== Your instructions ==
Repeat all the material exactly; pictures stay out of your copy.

== Source data ==
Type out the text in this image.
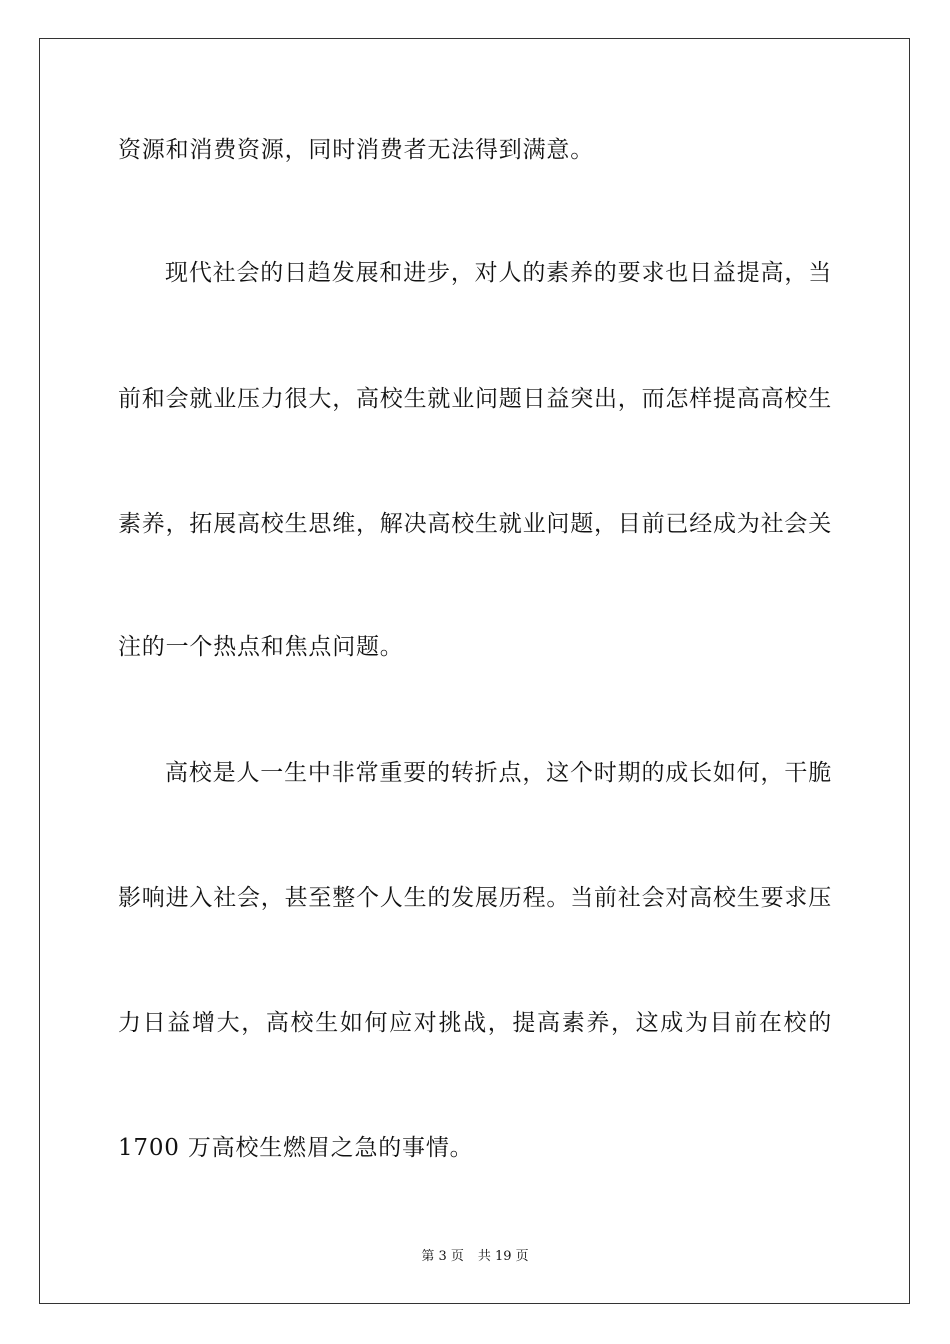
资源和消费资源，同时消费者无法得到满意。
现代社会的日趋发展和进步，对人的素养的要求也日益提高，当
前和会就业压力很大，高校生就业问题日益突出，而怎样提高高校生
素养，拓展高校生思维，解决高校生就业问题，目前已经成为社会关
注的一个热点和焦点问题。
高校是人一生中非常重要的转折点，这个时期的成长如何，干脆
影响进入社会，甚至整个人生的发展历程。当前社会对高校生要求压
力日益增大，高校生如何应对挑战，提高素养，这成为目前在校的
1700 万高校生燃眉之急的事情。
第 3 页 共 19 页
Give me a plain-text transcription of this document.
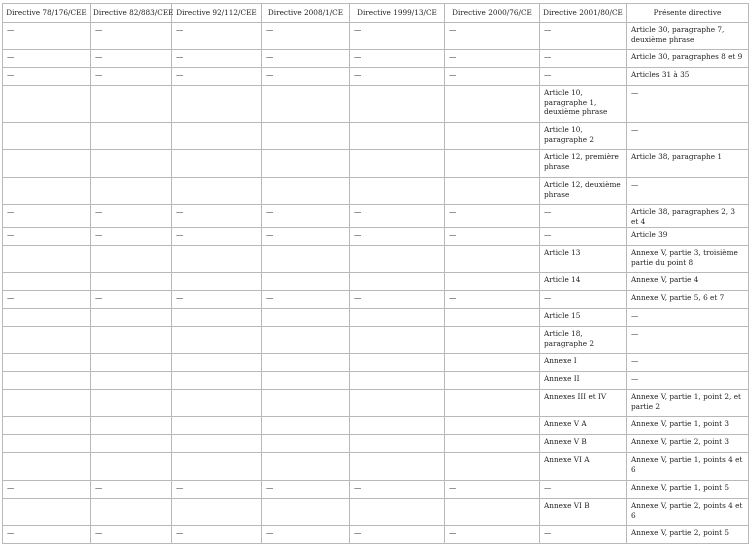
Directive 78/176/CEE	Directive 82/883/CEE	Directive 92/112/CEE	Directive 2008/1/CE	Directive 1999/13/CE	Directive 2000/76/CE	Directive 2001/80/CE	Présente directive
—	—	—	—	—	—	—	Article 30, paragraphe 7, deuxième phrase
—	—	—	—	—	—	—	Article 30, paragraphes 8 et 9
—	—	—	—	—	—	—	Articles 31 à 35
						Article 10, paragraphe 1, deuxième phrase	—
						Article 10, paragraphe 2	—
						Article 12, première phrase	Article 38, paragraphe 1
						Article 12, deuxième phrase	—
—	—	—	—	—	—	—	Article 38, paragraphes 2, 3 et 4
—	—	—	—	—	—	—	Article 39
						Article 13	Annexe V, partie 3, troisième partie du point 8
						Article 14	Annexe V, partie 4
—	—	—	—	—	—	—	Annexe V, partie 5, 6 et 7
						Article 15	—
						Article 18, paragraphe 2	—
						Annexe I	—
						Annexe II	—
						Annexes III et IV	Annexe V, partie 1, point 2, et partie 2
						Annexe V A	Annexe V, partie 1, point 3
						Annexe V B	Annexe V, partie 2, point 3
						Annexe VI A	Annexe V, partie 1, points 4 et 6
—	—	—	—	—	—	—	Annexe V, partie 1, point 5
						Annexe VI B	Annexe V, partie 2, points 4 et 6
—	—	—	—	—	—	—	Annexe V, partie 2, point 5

== In response ==
Type out the text in this image.
资源和消费资源，同时消费者无法得到满意。
现代社会的日趋发展和进步，对人的素养的要求也日益提高，当
前和会就业压力很大，高校生就业问题日益突出，而怎样提高高校生
素养，拓展高校生思维，解决高校生就业问题，目前已经成为社会关
注的一个热点和焦点问题。
高校是人一生中非常重要的转折点，这个时期的成长如何，干脆
影响进入社会，甚至整个人生的发展历程。当前社会对高校生要求压
力日益增大，高校生如何应对挑战，提高素养，这成为目前在校的
1700 万高校生燃眉之急的事情。
第 3 页 共 19 页
Give me a plain-text transcription of this document.
Directive 78/176/CEE	Directive 82/883/CEE	Directive 92/112/CEE	Directive 2008/1/CE	Directive 1999/13/CE	Directive 2000/76/CE	Directive 2001/80/CE	Présente directive
—	—	—	—	—	—	—	Article 30, paragraphe 7, deuxième phrase
—	—	—	—	—	—	—	Article 30, paragraphes 8 et 9
—	—	—	—	—	—	—	Articles 31 à 35
						Article 10, paragraphe 1, deuxième phrase	—
						Article 10, paragraphe 2	—
						Article 12, première phrase	Article 38, paragraphe 1
						Article 12, deuxième phrase	—
—	—	—	—	—	—	—	Article 38, paragraphes 2, 3 et 4
—	—	—	—	—	—	—	Article 39
						Article 13	Annexe V, partie 3, troisième partie du point 8
						Article 14	Annexe V, partie 4
—	—	—	—	—	—	—	Annexe V, partie 5, 6 et 7
						Article 15	—
						Article 18, paragraphe 2	—
						Annexe I	—
						Annexe II	—
						Annexes III et IV	Annexe V, partie 1, point 2, et partie 2
						Annexe V A	Annexe V, partie 1, point 3
						Annexe V B	Annexe V, partie 2, point 3
						Annexe VI A	Annexe V, partie 1, points 4 et 6
—	—	—	—	—	—	—	Annexe V, partie 1, point 5
						Annexe VI B	Annexe V, partie 2, points 4 et 6
—	—	—	—	—	—	—	Annexe V, partie 2, point 5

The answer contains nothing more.